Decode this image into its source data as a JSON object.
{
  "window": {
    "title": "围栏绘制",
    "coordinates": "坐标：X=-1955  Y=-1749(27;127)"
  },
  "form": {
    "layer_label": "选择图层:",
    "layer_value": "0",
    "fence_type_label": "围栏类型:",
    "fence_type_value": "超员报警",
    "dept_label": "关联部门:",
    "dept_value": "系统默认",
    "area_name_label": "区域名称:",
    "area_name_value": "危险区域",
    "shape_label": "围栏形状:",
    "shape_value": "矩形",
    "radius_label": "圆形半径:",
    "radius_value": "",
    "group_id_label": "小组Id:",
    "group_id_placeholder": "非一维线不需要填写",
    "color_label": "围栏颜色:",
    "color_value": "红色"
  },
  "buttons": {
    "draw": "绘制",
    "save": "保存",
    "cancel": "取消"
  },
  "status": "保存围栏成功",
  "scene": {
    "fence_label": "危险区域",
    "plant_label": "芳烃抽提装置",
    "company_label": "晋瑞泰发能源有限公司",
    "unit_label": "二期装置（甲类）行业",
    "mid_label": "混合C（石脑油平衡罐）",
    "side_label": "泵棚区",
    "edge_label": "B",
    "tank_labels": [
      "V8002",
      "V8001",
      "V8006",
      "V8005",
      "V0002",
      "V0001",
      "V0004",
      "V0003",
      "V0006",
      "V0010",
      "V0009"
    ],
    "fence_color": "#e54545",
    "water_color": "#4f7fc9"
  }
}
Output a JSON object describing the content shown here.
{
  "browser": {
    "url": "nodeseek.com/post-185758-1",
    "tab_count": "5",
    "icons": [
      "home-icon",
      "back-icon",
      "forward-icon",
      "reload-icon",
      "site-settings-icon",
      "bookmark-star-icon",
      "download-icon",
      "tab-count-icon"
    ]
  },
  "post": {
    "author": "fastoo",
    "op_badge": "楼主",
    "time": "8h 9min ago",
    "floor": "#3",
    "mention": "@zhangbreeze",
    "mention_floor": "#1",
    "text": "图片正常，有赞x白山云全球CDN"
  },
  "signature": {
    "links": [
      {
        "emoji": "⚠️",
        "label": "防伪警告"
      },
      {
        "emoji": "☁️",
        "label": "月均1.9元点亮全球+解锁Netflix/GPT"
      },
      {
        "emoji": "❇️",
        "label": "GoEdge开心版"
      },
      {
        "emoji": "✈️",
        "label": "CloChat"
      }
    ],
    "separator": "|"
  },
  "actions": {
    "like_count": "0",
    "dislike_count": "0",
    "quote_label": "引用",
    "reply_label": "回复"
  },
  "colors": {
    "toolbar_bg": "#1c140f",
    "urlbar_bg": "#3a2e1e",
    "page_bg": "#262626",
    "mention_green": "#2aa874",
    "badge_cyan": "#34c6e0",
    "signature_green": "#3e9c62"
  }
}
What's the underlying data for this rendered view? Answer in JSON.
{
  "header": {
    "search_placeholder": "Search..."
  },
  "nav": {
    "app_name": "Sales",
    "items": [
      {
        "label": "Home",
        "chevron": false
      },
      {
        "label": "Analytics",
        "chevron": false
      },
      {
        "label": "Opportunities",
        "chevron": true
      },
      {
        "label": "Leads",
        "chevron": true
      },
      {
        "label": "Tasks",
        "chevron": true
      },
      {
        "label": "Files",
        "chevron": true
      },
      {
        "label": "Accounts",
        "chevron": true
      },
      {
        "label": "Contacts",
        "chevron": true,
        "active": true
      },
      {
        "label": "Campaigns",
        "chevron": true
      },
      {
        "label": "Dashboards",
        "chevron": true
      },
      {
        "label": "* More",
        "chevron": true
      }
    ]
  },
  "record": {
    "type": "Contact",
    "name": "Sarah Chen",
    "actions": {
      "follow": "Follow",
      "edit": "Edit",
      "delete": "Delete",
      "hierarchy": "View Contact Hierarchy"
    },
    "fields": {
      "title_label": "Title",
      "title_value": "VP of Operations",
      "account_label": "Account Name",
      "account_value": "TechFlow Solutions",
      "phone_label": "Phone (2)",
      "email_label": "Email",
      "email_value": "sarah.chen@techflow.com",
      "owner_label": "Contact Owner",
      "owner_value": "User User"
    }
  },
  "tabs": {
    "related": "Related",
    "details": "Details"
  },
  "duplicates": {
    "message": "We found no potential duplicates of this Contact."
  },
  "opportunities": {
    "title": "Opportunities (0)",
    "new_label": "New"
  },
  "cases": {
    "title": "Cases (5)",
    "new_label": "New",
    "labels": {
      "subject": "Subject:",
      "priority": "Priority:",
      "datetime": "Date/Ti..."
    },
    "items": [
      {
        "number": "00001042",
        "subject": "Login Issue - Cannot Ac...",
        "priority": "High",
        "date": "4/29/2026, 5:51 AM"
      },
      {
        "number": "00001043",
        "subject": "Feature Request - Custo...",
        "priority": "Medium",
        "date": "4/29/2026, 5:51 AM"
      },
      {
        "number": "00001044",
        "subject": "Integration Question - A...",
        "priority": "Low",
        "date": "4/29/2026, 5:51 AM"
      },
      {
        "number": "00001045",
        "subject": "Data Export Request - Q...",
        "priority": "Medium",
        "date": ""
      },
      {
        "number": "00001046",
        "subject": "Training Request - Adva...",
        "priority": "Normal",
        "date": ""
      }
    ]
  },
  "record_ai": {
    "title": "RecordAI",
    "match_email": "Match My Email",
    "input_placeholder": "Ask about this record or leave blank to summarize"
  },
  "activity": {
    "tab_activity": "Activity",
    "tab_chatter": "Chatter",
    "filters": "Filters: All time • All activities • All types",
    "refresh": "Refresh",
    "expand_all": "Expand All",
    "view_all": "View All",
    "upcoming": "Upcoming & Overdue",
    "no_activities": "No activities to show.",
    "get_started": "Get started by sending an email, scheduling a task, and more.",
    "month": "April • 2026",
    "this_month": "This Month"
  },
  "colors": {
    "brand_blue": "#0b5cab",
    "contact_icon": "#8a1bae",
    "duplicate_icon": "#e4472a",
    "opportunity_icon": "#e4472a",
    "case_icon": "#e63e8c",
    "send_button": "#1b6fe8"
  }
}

════════════════

# [Set problem]
Repeat every record, exactly as written.

# [The response]
Decode this image into its source data as a JSON object.
{
  "window": {
    "title": "围栏绘制",
    "coordinates": "坐标：X=-1955  Y=-1749(27;127)"
  },
  "form": {
    "layer_label": "选择图层:",
    "layer_value": "0",
    "fence_type_label": "围栏类型:",
    "fence_type_value": "超员报警",
    "dept_label": "关联部门:",
    "dept_value": "系统默认",
    "area_name_label": "区域名称:",
    "area_name_value": "危险区域",
    "shape_label": "围栏形状:",
    "shape_value": "矩形",
    "radius_label": "圆形半径:",
    "radius_value": "",
    "group_id_label": "小组Id:",
    "group_id_placeholder": "非一维线不需要填写",
    "color_label": "围栏颜色:",
    "color_value": "红色"
  },
  "buttons": {
    "draw": "绘制",
    "save": "保存",
    "cancel": "取消"
  },
  "status": "保存围栏成功",
  "scene": {
    "fence_label": "危险区域",
    "plant_label": "芳烃抽提装置",
    "company_label": "晋瑞泰发能源有限公司",
    "unit_label": "二期装置（甲类）行业",
    "mid_label": "混合C（石脑油平衡罐）",
    "side_label": "泵棚区",
    "edge_label": "B",
    "tank_labels": [
      "V8002",
      "V8001",
      "V8006",
      "V8005",
      "V0002",
      "V0001",
      "V0004",
      "V0003",
      "V0006",
      "V0010",
      "V0009"
    ],
    "fence_color": "#e54545",
    "water_color": "#4f7fc9"
  }
}
Output a JSON object describing the content shown here.
{
  "browser": {
    "url": "nodeseek.com/post-185758-1",
    "tab_count": "5",
    "icons": [
      "home-icon",
      "back-icon",
      "forward-icon",
      "reload-icon",
      "site-settings-icon",
      "bookmark-star-icon",
      "download-icon",
      "tab-count-icon"
    ]
  },
  "post": {
    "author": "fastoo",
    "op_badge": "楼主",
    "time": "8h 9min ago",
    "floor": "#3",
    "mention": "@zhangbreeze",
    "mention_floor": "#1",
    "text": "图片正常，有赞x白山云全球CDN"
  },
  "signature": {
    "links": [
      {
        "emoji": "⚠️",
        "label": "防伪警告"
      },
      {
        "emoji": "☁️",
        "label": "月均1.9元点亮全球+解锁Netflix/GPT"
      },
      {
        "emoji": "❇️",
        "label": "GoEdge开心版"
      },
      {
        "emoji": "✈️",
        "label": "CloChat"
      }
    ],
    "separator": "|"
  },
  "actions": {
    "like_count": "0",
    "dislike_count": "0",
    "quote_label": "引用",
    "reply_label": "回复"
  },
  "colors": {
    "toolbar_bg": "#1c140f",
    "urlbar_bg": "#3a2e1e",
    "page_bg": "#262626",
    "mention_green": "#2aa874",
    "badge_cyan": "#34c6e0",
    "signature_green": "#3e9c62"
  }
}
What's the underlying data for this rendered view? Answer in JSON.
{
  "header": {
    "search_placeholder": "Search..."
  },
  "nav": {
    "app_name": "Sales",
    "items": [
      {
        "label": "Home",
        "chevron": false
      },
      {
        "label": "Analytics",
        "chevron": false
      },
      {
        "label": "Opportunities",
        "chevron": true
      },
      {
        "label": "Leads",
        "chevron": true
      },
      {
        "label": "Tasks",
        "chevron": true
      },
      {
        "label": "Files",
        "chevron": true
      },
      {
        "label": "Accounts",
        "chevron": true
      },
      {
        "label": "Contacts",
        "chevron": true,
        "active": true
      },
      {
        "label": "Campaigns",
        "chevron": true
      },
      {
        "label": "Dashboards",
        "chevron": true
      },
      {
        "label": "* More",
        "chevron": true
      }
    ]
  },
  "record": {
    "type": "Contact",
    "name": "Sarah Chen",
    "actions": {
      "follow": "Follow",
      "edit": "Edit",
      "delete": "Delete",
      "hierarchy": "View Contact Hierarchy"
    },
    "fields": {
      "title_label": "Title",
      "title_value": "VP of Operations",
      "account_label": "Account Name",
      "account_value": "TechFlow Solutions",
      "phone_label": "Phone (2)",
      "email_label": "Email",
      "email_value": "sarah.chen@techflow.com",
      "owner_label": "Contact Owner",
      "owner_value": "User User"
    }
  },
  "tabs": {
    "related": "Related",
    "details": "Details"
  },
  "duplicates": {
    "message": "We found no potential duplicates of this Contact."
  },
  "opportunities": {
    "title": "Opportunities (0)",
    "new_label": "New"
  },
  "cases": {
    "title": "Cases (5)",
    "new_label": "New",
    "labels": {
      "subject": "Subject:",
      "priority": "Priority:",
      "datetime": "Date/Ti..."
    },
    "items": [
      {
        "number": "00001042",
        "subject": "Login Issue - Cannot Ac...",
        "priority": "High",
        "date": "4/29/2026, 5:51 AM"
      },
      {
        "number": "00001043",
        "subject": "Feature Request - Custo...",
        "priority": "Medium",
        "date": "4/29/2026, 5:51 AM"
      },
      {
        "number": "00001044",
        "subject": "Integration Question - A...",
        "priority": "Low",
        "date": "4/29/2026, 5:51 AM"
      },
      {
        "number": "00001045",
        "subject": "Data Export Request - Q...",
        "priority": "Medium",
        "date": ""
      },
      {
        "number": "00001046",
        "subject": "Training Request - Adva...",
        "priority": "Normal",
        "date": ""
      }
    ]
  },
  "record_ai": {
    "title": "RecordAI",
    "match_email": "Match My Email",
    "input_placeholder": "Ask about this record or leave blank to summarize"
  },
  "activity": {
    "tab_activity": "Activity",
    "tab_chatter": "Chatter",
    "filters": "Filters: All time • All activities • All types",
    "refresh": "Refresh",
    "expand_all": "Expand All",
    "view_all": "View All",
    "upcoming": "Upcoming & Overdue",
    "no_activities": "No activities to show.",
    "get_started": "Get started by sending an email, scheduling a task, and more.",
    "month": "April • 2026",
    "this_month": "This Month"
  },
  "colors": {
    "brand_blue": "#0b5cab",
    "contact_icon": "#8a1bae",
    "duplicate_icon": "#e4472a",
    "opportunity_icon": "#e4472a",
    "case_icon": "#e63e8c",
    "send_button": "#1b6fe8"
  }
}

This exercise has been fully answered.